- [TASK DESCRIPTION] Transcribe every line exactly and omit anything that is a picture.

- [SOURCE DATA]
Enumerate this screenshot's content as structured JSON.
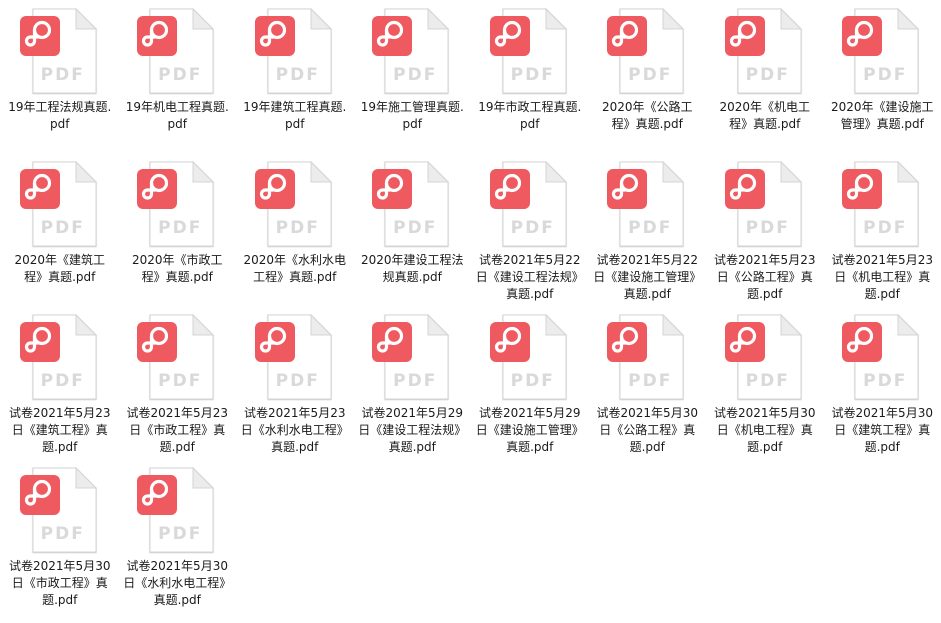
{
  "file_icon": {
    "icon": "pdf-file-icon",
    "badge_label": "PDF",
    "badge_color": "#ee5a5f",
    "sheet_color": "#ffffff",
    "fold_color": "#ececec",
    "label_color": "#d9d9d9"
  },
  "files": [
    {
      "name": "19年工程法规真题.pdf"
    },
    {
      "name": "19年机电工程真题.pdf"
    },
    {
      "name": "19年建筑工程真题.pdf"
    },
    {
      "name": "19年施工管理真题.pdf"
    },
    {
      "name": "19年市政工程真题.pdf"
    },
    {
      "name": "2020年《公路工程》真题.pdf"
    },
    {
      "name": "2020年《机电工程》真题.pdf"
    },
    {
      "name": "2020年《建设施工管理》真题.pdf"
    },
    {
      "name": "2020年《建筑工程》真题.pdf"
    },
    {
      "name": "2020年《市政工程》真题.pdf"
    },
    {
      "name": "2020年《水利水电工程》真题.pdf"
    },
    {
      "name": "2020年建设工程法规真题.pdf"
    },
    {
      "name": "试卷2021年5月22日《建设工程法规》真题.pdf"
    },
    {
      "name": "试卷2021年5月22日《建设施工管理》真题.pdf"
    },
    {
      "name": "试卷2021年5月23日《公路工程》真题.pdf"
    },
    {
      "name": "试卷2021年5月23日《机电工程》真题.pdf"
    },
    {
      "name": "试卷2021年5月23日《建筑工程》真题.pdf"
    },
    {
      "name": "试卷2021年5月23日《市政工程》真题.pdf"
    },
    {
      "name": "试卷2021年5月23日《水利水电工程》真题.pdf"
    },
    {
      "name": "试卷2021年5月29日《建设工程法规》真题.pdf"
    },
    {
      "name": "试卷2021年5月29日《建设施工管理》真题.pdf"
    },
    {
      "name": "试卷2021年5月30日《公路工程》真题.pdf"
    },
    {
      "name": "试卷2021年5月30日《机电工程》真题.pdf"
    },
    {
      "name": "试卷2021年5月30日《建筑工程》真题.pdf"
    },
    {
      "name": "试卷2021年5月30日《市政工程》真题.pdf"
    },
    {
      "name": "试卷2021年5月30日《水利水电工程》真题.pdf"
    }
  ]
}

- [SOLUTION FOR THIS TASK]
Enumerate this screenshot's content as structured JSON.
{
  "file_icon": {
    "icon": "pdf-file-icon",
    "badge_label": "PDF",
    "badge_color": "#ee5a5f",
    "sheet_color": "#ffffff",
    "fold_color": "#ececec",
    "label_color": "#d9d9d9"
  },
  "files": [
    {
      "name": "19年工程法规真题.pdf"
    },
    {
      "name": "19年机电工程真题.pdf"
    },
    {
      "name": "19年建筑工程真题.pdf"
    },
    {
      "name": "19年施工管理真题.pdf"
    },
    {
      "name": "19年市政工程真题.pdf"
    },
    {
      "name": "2020年《公路工程》真题.pdf"
    },
    {
      "name": "2020年《机电工程》真题.pdf"
    },
    {
      "name": "2020年《建设施工管理》真题.pdf"
    },
    {
      "name": "2020年《建筑工程》真题.pdf"
    },
    {
      "name": "2020年《市政工程》真题.pdf"
    },
    {
      "name": "2020年《水利水电工程》真题.pdf"
    },
    {
      "name": "2020年建设工程法规真题.pdf"
    },
    {
      "name": "试卷2021年5月22日《建设工程法规》真题.pdf"
    },
    {
      "name": "试卷2021年5月22日《建设施工管理》真题.pdf"
    },
    {
      "name": "试卷2021年5月23日《公路工程》真题.pdf"
    },
    {
      "name": "试卷2021年5月23日《机电工程》真题.pdf"
    },
    {
      "name": "试卷2021年5月23日《建筑工程》真题.pdf"
    },
    {
      "name": "试卷2021年5月23日《市政工程》真题.pdf"
    },
    {
      "name": "试卷2021年5月23日《水利水电工程》真题.pdf"
    },
    {
      "name": "试卷2021年5月29日《建设工程法规》真题.pdf"
    },
    {
      "name": "试卷2021年5月29日《建设施工管理》真题.pdf"
    },
    {
      "name": "试卷2021年5月30日《公路工程》真题.pdf"
    },
    {
      "name": "试卷2021年5月30日《机电工程》真题.pdf"
    },
    {
      "name": "试卷2021年5月30日《建筑工程》真题.pdf"
    },
    {
      "name": "试卷2021年5月30日《市政工程》真题.pdf"
    },
    {
      "name": "试卷2021年5月30日《水利水电工程》真题.pdf"
    }
  ]
}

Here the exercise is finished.